__TASK DETAILS__. In the entries, find all lines that hold the word "除底商外" and copy them.

__GIVEN INFORMATION__.

▬▬▬

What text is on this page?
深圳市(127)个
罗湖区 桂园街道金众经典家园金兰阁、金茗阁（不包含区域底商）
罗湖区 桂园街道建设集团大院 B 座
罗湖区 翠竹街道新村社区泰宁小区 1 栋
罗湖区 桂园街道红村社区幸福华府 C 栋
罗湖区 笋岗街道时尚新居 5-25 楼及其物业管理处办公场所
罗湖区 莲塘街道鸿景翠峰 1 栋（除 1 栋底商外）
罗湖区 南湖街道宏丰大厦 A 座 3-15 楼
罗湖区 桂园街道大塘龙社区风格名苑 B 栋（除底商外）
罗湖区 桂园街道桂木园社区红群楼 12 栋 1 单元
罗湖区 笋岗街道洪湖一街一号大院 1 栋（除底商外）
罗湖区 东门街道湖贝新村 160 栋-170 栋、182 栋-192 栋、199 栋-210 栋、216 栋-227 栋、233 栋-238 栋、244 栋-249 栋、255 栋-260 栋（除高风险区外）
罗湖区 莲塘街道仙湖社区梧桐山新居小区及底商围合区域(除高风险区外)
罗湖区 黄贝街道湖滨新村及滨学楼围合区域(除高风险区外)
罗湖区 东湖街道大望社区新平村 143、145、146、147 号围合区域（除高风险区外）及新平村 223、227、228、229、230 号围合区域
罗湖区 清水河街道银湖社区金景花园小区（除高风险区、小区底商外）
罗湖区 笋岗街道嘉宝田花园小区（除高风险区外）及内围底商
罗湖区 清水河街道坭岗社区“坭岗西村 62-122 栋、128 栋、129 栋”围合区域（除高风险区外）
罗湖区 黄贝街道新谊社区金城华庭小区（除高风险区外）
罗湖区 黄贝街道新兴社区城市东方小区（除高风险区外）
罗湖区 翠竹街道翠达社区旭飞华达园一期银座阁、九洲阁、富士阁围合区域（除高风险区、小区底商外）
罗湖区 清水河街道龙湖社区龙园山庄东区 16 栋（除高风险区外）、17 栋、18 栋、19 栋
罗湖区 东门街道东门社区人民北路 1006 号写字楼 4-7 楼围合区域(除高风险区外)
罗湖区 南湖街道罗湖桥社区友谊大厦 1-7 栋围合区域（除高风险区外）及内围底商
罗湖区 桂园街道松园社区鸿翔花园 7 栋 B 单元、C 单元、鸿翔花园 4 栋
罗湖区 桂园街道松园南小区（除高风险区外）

▬▬▬

__TASK RESPONSE__.
罗湖区 桂园街道大塘龙社区风格名苑 B 栋（除底商外）
罗湖区 笋岗街道洪湖一街一号大院 1 栋（除底商外）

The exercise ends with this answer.